[Excerpts from a figure dataset]
---------------

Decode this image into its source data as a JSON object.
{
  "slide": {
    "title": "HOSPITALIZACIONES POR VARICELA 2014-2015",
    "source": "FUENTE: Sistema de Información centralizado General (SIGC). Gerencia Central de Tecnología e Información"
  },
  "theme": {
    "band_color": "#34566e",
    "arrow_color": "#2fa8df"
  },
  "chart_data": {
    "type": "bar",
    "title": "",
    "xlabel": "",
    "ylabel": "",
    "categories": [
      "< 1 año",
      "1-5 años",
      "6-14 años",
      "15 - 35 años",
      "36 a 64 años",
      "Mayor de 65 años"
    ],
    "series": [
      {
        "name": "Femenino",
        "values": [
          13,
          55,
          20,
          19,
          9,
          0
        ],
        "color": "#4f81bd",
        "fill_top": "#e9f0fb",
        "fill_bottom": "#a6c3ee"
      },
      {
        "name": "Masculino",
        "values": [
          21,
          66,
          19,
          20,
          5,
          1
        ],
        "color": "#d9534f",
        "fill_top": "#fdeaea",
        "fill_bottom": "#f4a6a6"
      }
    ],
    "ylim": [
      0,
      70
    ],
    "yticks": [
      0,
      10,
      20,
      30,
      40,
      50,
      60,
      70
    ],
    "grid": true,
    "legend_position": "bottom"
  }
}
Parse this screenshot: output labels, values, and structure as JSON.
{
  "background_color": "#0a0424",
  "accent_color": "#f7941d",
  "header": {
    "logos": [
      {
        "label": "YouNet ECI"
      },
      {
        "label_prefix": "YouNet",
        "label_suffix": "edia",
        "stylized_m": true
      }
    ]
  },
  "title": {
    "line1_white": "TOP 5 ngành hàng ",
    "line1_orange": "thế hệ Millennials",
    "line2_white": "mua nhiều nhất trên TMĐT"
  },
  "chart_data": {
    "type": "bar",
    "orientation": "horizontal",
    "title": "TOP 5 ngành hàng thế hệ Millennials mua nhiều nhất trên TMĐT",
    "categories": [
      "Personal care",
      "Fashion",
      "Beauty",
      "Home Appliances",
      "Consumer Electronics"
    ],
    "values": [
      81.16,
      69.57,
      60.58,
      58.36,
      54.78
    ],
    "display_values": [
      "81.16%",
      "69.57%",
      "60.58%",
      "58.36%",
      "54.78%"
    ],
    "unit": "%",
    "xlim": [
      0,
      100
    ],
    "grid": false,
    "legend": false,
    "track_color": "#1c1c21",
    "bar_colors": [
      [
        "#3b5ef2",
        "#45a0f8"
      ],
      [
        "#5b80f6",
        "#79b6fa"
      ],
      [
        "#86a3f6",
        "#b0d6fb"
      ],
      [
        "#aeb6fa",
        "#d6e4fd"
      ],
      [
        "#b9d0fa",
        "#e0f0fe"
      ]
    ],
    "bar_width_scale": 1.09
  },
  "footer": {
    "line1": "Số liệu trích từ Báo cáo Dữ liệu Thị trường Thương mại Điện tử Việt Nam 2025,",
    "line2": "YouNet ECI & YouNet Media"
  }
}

---------------

Written exercise
Nothing should be changed: write out all of the data as is.

Written response
Decode this image into its source data as a JSON object.
{
  "slide": {
    "title": "HOSPITALIZACIONES POR VARICELA 2014-2015",
    "source": "FUENTE: Sistema de Información centralizado General (SIGC). Gerencia Central de Tecnología e Información"
  },
  "theme": {
    "band_color": "#34566e",
    "arrow_color": "#2fa8df"
  },
  "chart_data": {
    "type": "bar",
    "title": "",
    "xlabel": "",
    "ylabel": "",
    "categories": [
      "< 1 año",
      "1-5 años",
      "6-14 años",
      "15 - 35 años",
      "36 a 64 años",
      "Mayor de 65 años"
    ],
    "series": [
      {
        "name": "Femenino",
        "values": [
          13,
          55,
          20,
          19,
          9,
          0
        ],
        "color": "#4f81bd",
        "fill_top": "#e9f0fb",
        "fill_bottom": "#a6c3ee"
      },
      {
        "name": "Masculino",
        "values": [
          21,
          66,
          19,
          20,
          5,
          1
        ],
        "color": "#d9534f",
        "fill_top": "#fdeaea",
        "fill_bottom": "#f4a6a6"
      }
    ],
    "ylim": [
      0,
      70
    ],
    "yticks": [
      0,
      10,
      20,
      30,
      40,
      50,
      60,
      70
    ],
    "grid": true,
    "legend_position": "bottom"
  }
}
Parse this screenshot: output labels, values, and structure as JSON.
{
  "background_color": "#0a0424",
  "accent_color": "#f7941d",
  "header": {
    "logos": [
      {
        "label": "YouNet ECI"
      },
      {
        "label_prefix": "YouNet",
        "label_suffix": "edia",
        "stylized_m": true
      }
    ]
  },
  "title": {
    "line1_white": "TOP 5 ngành hàng ",
    "line1_orange": "thế hệ Millennials",
    "line2_white": "mua nhiều nhất trên TMĐT"
  },
  "chart_data": {
    "type": "bar",
    "orientation": "horizontal",
    "title": "TOP 5 ngành hàng thế hệ Millennials mua nhiều nhất trên TMĐT",
    "categories": [
      "Personal care",
      "Fashion",
      "Beauty",
      "Home Appliances",
      "Consumer Electronics"
    ],
    "values": [
      81.16,
      69.57,
      60.58,
      58.36,
      54.78
    ],
    "display_values": [
      "81.16%",
      "69.57%",
      "60.58%",
      "58.36%",
      "54.78%"
    ],
    "unit": "%",
    "xlim": [
      0,
      100
    ],
    "grid": false,
    "legend": false,
    "track_color": "#1c1c21",
    "bar_colors": [
      [
        "#3b5ef2",
        "#45a0f8"
      ],
      [
        "#5b80f6",
        "#79b6fa"
      ],
      [
        "#86a3f6",
        "#b0d6fb"
      ],
      [
        "#aeb6fa",
        "#d6e4fd"
      ],
      [
        "#b9d0fa",
        "#e0f0fe"
      ]
    ],
    "bar_width_scale": 1.09
  },
  "footer": {
    "line1": "Số liệu trích từ Báo cáo Dữ liệu Thị trường Thương mại Điện tử Việt Nam 2025,",
    "line2": "YouNet ECI & YouNet Media"
  }
}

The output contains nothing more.